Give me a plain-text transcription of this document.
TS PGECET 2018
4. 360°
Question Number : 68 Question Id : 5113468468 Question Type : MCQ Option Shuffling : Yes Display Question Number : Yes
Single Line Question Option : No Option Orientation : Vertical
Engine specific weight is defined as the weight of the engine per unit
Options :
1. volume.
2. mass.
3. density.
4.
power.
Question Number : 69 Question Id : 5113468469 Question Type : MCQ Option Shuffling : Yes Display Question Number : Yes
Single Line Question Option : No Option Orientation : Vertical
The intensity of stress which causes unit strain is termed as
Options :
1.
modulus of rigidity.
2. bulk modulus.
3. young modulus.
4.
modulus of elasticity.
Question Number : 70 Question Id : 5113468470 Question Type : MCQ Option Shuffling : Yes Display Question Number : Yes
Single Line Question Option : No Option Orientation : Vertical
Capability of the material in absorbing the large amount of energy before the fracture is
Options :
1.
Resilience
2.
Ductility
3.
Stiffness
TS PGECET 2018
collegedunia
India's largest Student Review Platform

┄┄┄┄┄┄

Written exercise –
Repeat every entry exactly as written above.

Finished task –
Give me a plain-text transcription of this document.
TS PGECET 2018
4. 360°
Question Number : 68 Question Id : 5113468468 Question Type : MCQ Option Shuffling : Yes Display Question Number : Yes
Single Line Question Option : No Option Orientation : Vertical
Engine specific weight is defined as the weight of the engine per unit
Options :
1. volume.
2. mass.
3. density.
4.
power.
Question Number : 69 Question Id : 5113468469 Question Type : MCQ Option Shuffling : Yes Display Question Number : Yes
Single Line Question Option : No Option Orientation : Vertical
The intensity of stress which causes unit strain is termed as
Options :
1.
modulus of rigidity.
2. bulk modulus.
3. young modulus.
4.
modulus of elasticity.
Question Number : 70 Question Id : 5113468470 Question Type : MCQ Option Shuffling : Yes Display Question Number : Yes
Single Line Question Option : No Option Orientation : Vertical
Capability of the material in absorbing the large amount of energy before the fracture is
Options :
1.
Resilience
2.
Ductility
3.
Stiffness
TS PGECET 2018
collegedunia
India's largest Student Review Platform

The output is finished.